[Material provided start]
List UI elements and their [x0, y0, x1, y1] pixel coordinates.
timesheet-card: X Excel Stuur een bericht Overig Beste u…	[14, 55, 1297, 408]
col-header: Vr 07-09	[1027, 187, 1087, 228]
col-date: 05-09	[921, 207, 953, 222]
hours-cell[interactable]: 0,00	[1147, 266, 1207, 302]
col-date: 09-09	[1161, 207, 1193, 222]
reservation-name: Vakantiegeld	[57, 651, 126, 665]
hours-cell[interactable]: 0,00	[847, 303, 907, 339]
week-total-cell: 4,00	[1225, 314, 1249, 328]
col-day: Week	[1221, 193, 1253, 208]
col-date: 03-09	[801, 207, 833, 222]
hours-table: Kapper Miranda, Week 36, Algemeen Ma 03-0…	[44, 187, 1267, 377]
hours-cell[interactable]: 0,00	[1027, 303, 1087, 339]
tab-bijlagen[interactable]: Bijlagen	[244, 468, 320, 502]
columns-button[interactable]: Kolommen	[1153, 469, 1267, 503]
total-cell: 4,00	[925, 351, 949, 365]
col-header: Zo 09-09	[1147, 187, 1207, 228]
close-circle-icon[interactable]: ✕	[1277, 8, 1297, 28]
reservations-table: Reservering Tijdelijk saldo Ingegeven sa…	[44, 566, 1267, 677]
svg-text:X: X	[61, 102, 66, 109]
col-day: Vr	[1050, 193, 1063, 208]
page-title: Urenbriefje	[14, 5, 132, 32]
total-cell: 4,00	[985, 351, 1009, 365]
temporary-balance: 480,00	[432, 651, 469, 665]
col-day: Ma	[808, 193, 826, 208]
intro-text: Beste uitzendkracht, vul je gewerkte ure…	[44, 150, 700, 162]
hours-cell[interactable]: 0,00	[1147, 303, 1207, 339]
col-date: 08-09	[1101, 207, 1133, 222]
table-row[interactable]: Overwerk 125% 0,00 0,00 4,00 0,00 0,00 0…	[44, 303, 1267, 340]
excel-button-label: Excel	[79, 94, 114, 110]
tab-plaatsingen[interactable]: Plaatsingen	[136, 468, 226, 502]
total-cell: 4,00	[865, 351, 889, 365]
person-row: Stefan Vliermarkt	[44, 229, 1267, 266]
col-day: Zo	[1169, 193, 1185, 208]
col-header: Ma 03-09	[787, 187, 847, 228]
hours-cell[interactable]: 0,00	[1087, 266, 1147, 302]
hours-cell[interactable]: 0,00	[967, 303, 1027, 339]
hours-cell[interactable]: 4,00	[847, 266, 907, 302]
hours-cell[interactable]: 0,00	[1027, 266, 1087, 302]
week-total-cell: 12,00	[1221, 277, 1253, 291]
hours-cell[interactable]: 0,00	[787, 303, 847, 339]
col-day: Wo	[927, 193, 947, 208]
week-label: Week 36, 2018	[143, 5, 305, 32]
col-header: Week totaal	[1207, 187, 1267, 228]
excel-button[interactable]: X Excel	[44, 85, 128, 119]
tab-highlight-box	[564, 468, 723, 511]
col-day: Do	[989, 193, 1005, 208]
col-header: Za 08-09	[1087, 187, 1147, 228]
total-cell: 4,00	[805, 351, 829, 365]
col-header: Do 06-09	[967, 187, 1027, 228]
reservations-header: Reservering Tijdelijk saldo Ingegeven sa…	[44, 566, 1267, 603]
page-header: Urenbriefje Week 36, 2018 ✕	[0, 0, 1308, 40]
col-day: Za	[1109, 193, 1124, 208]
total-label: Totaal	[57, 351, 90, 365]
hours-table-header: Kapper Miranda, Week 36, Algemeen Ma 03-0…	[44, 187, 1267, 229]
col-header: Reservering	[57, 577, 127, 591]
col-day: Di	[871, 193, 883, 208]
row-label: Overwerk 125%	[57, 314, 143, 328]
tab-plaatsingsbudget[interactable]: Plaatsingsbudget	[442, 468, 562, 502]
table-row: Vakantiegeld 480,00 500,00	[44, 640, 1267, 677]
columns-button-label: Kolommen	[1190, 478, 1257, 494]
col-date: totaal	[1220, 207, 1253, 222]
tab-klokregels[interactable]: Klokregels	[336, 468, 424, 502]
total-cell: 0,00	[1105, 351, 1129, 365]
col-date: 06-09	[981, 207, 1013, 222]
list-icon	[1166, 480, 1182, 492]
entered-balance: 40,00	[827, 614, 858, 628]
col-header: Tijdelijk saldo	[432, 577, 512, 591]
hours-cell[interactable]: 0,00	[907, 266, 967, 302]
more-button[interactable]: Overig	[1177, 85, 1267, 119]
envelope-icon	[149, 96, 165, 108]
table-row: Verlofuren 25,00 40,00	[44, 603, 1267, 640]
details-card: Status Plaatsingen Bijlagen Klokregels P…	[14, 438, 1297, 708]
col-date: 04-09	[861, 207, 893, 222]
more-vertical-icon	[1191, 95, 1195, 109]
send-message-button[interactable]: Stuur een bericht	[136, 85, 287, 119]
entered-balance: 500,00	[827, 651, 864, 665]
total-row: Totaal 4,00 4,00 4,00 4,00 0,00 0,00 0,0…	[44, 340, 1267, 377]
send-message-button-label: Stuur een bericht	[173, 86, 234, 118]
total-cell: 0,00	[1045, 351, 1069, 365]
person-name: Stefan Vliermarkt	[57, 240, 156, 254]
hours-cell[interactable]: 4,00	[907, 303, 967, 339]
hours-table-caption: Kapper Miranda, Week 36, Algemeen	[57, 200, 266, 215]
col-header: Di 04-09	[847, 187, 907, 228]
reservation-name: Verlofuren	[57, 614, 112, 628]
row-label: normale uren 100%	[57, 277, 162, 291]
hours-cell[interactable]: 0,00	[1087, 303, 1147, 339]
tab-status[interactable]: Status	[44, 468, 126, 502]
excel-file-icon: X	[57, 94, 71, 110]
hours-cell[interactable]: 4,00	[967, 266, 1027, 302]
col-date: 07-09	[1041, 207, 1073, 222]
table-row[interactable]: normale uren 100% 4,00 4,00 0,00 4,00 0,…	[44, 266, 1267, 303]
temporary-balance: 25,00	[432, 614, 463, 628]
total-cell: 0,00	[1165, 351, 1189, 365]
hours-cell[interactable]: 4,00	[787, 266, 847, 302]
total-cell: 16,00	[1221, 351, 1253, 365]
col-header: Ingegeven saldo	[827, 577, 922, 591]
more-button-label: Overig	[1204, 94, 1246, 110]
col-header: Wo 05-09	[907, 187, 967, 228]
[Material provided end]
[Material provided start]
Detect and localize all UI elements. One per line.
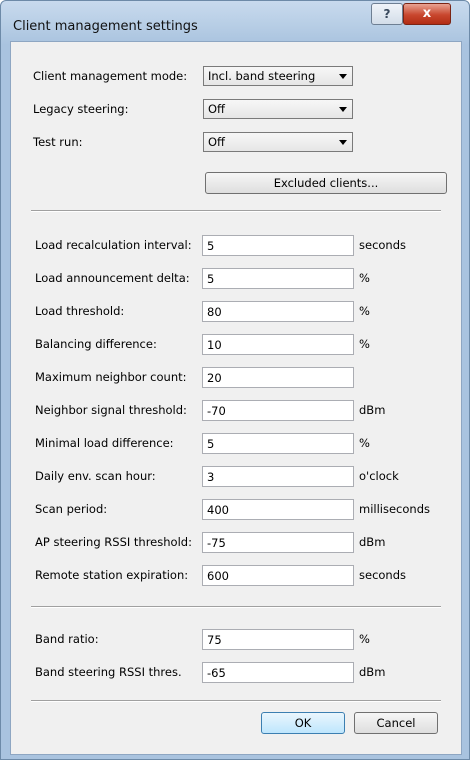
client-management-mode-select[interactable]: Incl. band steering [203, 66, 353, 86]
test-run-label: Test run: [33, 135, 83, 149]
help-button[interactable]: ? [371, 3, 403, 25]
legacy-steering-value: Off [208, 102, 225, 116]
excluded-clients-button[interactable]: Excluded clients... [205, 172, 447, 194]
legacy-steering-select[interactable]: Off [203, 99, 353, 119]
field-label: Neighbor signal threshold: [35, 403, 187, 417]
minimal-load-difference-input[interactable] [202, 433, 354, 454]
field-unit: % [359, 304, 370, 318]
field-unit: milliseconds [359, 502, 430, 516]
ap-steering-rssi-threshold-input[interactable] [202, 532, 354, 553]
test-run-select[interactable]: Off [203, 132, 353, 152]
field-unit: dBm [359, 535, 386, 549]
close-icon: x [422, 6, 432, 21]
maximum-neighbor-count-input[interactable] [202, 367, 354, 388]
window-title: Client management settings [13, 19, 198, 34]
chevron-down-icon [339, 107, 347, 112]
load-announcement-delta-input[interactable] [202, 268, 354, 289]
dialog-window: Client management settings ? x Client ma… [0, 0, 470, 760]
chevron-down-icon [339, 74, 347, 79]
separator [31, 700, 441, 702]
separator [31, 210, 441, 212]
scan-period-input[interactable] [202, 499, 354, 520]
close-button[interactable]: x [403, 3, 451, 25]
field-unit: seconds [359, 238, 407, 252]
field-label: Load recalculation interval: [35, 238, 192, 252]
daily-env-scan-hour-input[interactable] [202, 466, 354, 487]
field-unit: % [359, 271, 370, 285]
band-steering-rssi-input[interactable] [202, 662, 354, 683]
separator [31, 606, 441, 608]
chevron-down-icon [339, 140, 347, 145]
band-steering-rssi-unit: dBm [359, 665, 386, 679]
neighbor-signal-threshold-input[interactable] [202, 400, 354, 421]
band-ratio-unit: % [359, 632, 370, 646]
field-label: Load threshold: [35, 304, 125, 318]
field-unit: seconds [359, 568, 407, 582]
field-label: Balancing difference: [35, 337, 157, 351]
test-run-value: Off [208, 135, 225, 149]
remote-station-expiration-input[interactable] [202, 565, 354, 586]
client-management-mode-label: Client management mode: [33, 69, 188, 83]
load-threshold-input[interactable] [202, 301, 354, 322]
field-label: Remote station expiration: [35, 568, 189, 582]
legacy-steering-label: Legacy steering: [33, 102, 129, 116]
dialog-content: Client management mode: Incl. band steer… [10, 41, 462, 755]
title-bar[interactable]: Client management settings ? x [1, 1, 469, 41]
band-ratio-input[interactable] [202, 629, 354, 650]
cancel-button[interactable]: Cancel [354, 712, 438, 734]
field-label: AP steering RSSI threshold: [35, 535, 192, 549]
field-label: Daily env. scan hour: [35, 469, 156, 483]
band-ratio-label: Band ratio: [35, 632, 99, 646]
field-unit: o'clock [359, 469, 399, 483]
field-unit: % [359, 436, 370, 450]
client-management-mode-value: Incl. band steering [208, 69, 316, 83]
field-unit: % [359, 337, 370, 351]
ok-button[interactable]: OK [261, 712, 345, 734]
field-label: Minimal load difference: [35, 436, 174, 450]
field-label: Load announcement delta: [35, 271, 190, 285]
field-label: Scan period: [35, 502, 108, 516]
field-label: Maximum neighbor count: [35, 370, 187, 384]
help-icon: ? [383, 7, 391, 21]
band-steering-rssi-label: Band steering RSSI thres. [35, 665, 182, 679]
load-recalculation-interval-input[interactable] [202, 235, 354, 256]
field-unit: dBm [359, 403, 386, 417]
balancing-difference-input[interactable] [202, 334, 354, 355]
[Material provided end]
Problem to solve: Update the records from the line with "List UI elements" up to and including the line with "266, 1207, 302]" by putting "timesheet-panel" in place of "timesheet-card", and give those lines back with nothing else changed.

Answer for the task:
List UI elements and their [x0, y0, x1, y1] pixel coordinates.
timesheet-panel: X Excel Stuur een bericht Overig Beste u…	[14, 55, 1297, 408]
col-header: Vr 07-09	[1027, 187, 1087, 228]
col-date: 05-09	[921, 207, 953, 222]
hours-cell[interactable]: 0,00	[1147, 266, 1207, 302]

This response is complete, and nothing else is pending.